Objective: Here are some entries; quote each one exactly.

Dataset entries:
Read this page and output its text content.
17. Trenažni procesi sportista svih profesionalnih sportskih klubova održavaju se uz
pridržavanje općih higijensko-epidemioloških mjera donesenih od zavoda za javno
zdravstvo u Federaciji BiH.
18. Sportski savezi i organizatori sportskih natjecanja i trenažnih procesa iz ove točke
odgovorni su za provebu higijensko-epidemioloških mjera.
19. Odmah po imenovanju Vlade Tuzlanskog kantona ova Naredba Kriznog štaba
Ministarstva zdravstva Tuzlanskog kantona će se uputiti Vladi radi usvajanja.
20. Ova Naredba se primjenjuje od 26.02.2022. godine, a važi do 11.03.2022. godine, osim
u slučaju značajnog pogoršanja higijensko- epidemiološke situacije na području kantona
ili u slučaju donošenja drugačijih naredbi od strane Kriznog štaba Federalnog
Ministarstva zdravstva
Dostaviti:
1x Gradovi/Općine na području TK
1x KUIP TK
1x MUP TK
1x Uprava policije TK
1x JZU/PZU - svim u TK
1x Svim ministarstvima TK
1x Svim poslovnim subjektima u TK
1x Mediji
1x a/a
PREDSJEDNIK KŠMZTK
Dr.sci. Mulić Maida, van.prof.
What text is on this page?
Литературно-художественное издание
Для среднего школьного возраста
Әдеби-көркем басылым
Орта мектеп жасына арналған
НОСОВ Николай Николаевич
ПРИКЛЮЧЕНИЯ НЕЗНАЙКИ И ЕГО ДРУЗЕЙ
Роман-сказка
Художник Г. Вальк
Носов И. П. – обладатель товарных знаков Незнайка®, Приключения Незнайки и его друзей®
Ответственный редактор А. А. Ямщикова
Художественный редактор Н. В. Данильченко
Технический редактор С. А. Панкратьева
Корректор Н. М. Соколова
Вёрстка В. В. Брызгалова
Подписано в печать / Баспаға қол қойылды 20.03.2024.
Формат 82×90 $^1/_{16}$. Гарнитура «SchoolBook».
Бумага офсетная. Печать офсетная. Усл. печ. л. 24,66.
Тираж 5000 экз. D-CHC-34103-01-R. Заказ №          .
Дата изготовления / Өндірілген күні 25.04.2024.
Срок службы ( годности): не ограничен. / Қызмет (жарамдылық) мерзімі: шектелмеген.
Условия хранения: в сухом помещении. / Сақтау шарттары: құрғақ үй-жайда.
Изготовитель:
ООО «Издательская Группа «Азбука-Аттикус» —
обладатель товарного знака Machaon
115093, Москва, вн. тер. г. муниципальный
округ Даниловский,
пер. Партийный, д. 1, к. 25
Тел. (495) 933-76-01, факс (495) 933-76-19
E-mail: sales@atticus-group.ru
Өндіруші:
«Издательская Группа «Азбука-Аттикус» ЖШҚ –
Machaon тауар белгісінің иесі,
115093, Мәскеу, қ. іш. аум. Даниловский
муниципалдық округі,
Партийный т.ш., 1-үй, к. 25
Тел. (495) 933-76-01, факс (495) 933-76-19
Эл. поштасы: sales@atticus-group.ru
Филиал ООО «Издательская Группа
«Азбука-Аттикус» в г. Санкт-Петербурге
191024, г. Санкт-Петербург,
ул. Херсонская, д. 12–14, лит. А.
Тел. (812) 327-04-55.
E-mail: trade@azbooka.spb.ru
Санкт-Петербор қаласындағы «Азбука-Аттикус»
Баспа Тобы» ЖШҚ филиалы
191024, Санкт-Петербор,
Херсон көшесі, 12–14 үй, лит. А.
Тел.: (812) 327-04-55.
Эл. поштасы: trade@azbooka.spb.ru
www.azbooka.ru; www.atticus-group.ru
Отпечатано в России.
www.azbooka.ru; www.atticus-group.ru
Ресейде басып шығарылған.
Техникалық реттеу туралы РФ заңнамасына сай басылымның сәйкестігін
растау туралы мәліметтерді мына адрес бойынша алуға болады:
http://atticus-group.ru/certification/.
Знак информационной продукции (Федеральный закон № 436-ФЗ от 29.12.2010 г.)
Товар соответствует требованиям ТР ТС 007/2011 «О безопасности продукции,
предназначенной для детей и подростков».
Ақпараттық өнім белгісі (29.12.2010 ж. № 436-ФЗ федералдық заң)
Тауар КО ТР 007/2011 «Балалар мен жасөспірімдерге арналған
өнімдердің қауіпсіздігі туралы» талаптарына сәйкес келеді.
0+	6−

Response for this exercise:
Read this page and output its text content.
17. Trenažni procesi sportista svih profesionalnih sportskih klubova održavaju se uz
pridržavanje općih higijensko-epidemioloških mjera donesenih od zavoda za javno
zdravstvo u Federaciji BiH.
18. Sportski savezi i organizatori sportskih natjecanja i trenažnih procesa iz ove točke
odgovorni su za provebu higijensko-epidemioloških mjera.
19. Odmah po imenovanju Vlade Tuzlanskog kantona ova Naredba Kriznog štaba
Ministarstva zdravstva Tuzlanskog kantona će se uputiti Vladi radi usvajanja.
20. Ova Naredba se primjenjuje od 26.02.2022. godine, a važi do 11.03.2022. godine, osim
u slučaju značajnog pogoršanja higijensko- epidemiološke situacije na području kantona
ili u slučaju donošenja drugačijih naredbi od strane Kriznog štaba Federalnog
Ministarstva zdravstva
Dostaviti:
1x Gradovi/Općine na području TK
1x KUIP TK
1x MUP TK
1x Uprava policije TK
1x JZU/PZU - svim u TK
1x Svim ministarstvima TK
1x Svim poslovnim subjektima u TK
1x Mediji
1x a/a
PREDSJEDNIK KŠMZTK
Dr.sci. Mulić Maida, van.prof.
What text is on this page?
Литературно-художественное издание
Для среднего школьного возраста
Әдеби-көркем басылым
Орта мектеп жасына арналған
НОСОВ Николай Николаевич
ПРИКЛЮЧЕНИЯ НЕЗНАЙКИ И ЕГО ДРУЗЕЙ
Роман-сказка
Художник Г. Вальк
Носов И. П. – обладатель товарных знаков Незнайка®, Приключения Незнайки и его друзей®
Ответственный редактор А. А. Ямщикова
Художественный редактор Н. В. Данильченко
Технический редактор С. А. Панкратьева
Корректор Н. М. Соколова
Вёрстка В. В. Брызгалова
Подписано в печать / Баспаға қол қойылды 20.03.2024.
Формат 82×90 $^1/_{16}$. Гарнитура «SchoolBook».
Бумага офсетная. Печать офсетная. Усл. печ. л. 24,66.
Тираж 5000 экз. D-CHC-34103-01-R. Заказ №          .
Дата изготовления / Өндірілген күні 25.04.2024.
Срок службы ( годности): не ограничен. / Қызмет (жарамдылық) мерзімі: шектелмеген.
Условия хранения: в сухом помещении. / Сақтау шарттары: құрғақ үй-жайда.
Изготовитель:
ООО «Издательская Группа «Азбука-Аттикус» —
обладатель товарного знака Machaon
115093, Москва, вн. тер. г. муниципальный
округ Даниловский,
пер. Партийный, д. 1, к. 25
Тел. (495) 933-76-01, факс (495) 933-76-19
E-mail: sales@atticus-group.ru
Өндіруші:
«Издательская Группа «Азбука-Аттикус» ЖШҚ –
Machaon тауар белгісінің иесі,
115093, Мәскеу, қ. іш. аум. Даниловский
муниципалдық округі,
Партийный т.ш., 1-үй, к. 25
Тел. (495) 933-76-01, факс (495) 933-76-19
Эл. поштасы: sales@atticus-group.ru
Филиал ООО «Издательская Группа
«Азбука-Аттикус» в г. Санкт-Петербурге
191024, г. Санкт-Петербург,
ул. Херсонская, д. 12–14, лит. А.
Тел. (812) 327-04-55.
E-mail: trade@azbooka.spb.ru
Санкт-Петербор қаласындағы «Азбука-Аттикус»
Баспа Тобы» ЖШҚ филиалы
191024, Санкт-Петербор,
Херсон көшесі, 12–14 үй, лит. А.
Тел.: (812) 327-04-55.
Эл. поштасы: trade@azbooka.spb.ru
www.azbooka.ru; www.atticus-group.ru
Отпечатано в России.
www.azbooka.ru; www.atticus-group.ru
Ресейде басып шығарылған.
Техникалық реттеу туралы РФ заңнамасына сай басылымның сәйкестігін
растау туралы мәліметтерді мына адрес бойынша алуға болады:
http://atticus-group.ru/certification/.
Знак информационной продукции (Федеральный закон № 436-ФЗ от 29.12.2010 г.)
Товар соответствует требованиям ТР ТС 007/2011 «О безопасности продукции,
предназначенной для детей и подростков».
Ақпараттық өнім белгісі (29.12.2010 ж. № 436-ФЗ федералдық заң)
Тауар КО ТР 007/2011 «Балалар мен жасөспірімдерге арналған
өнімдердің қауіпсіздігі туралы» талаптарына сәйкес келеді.
0+	6−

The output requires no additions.